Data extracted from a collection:
# # # #

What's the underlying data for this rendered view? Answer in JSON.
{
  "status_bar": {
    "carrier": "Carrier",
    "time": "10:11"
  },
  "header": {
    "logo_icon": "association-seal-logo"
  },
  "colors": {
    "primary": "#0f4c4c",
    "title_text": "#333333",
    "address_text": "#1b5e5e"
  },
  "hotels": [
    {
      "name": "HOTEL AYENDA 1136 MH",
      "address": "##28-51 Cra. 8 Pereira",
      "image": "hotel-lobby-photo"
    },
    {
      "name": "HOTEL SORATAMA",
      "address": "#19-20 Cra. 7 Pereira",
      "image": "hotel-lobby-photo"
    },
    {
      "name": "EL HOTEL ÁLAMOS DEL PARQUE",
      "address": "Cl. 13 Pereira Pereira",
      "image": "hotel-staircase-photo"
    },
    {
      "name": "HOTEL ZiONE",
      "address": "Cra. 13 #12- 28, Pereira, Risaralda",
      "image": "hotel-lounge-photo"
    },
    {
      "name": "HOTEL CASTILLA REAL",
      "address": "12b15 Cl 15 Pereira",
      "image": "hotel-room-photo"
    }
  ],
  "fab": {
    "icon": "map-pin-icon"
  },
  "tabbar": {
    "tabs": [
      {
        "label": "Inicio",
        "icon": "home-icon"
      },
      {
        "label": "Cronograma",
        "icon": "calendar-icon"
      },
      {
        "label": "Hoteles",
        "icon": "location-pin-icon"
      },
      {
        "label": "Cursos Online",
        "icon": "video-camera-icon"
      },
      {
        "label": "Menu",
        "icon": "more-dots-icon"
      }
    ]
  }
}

# # # #

▸ TASK DETAILS:
Return the listing above word for word.

▸ THE COMPLETED TASK:
What's the underlying data for this rendered view? Answer in JSON.
{
  "status_bar": {
    "carrier": "Carrier",
    "time": "10:11"
  },
  "header": {
    "logo_icon": "association-seal-logo"
  },
  "colors": {
    "primary": "#0f4c4c",
    "title_text": "#333333",
    "address_text": "#1b5e5e"
  },
  "hotels": [
    {
      "name": "HOTEL AYENDA 1136 MH",
      "address": "##28-51 Cra. 8 Pereira",
      "image": "hotel-lobby-photo"
    },
    {
      "name": "HOTEL SORATAMA",
      "address": "#19-20 Cra. 7 Pereira",
      "image": "hotel-lobby-photo"
    },
    {
      "name": "EL HOTEL ÁLAMOS DEL PARQUE",
      "address": "Cl. 13 Pereira Pereira",
      "image": "hotel-staircase-photo"
    },
    {
      "name": "HOTEL ZiONE",
      "address": "Cra. 13 #12- 28, Pereira, Risaralda",
      "image": "hotel-lounge-photo"
    },
    {
      "name": "HOTEL CASTILLA REAL",
      "address": "12b15 Cl 15 Pereira",
      "image": "hotel-room-photo"
    }
  ],
  "fab": {
    "icon": "map-pin-icon"
  },
  "tabbar": {
    "tabs": [
      {
        "label": "Inicio",
        "icon": "home-icon"
      },
      {
        "label": "Cronograma",
        "icon": "calendar-icon"
      },
      {
        "label": "Hoteles",
        "icon": "location-pin-icon"
      },
      {
        "label": "Cursos Online",
        "icon": "video-camera-icon"
      },
      {
        "label": "Menu",
        "icon": "more-dots-icon"
      }
    ]
  }
}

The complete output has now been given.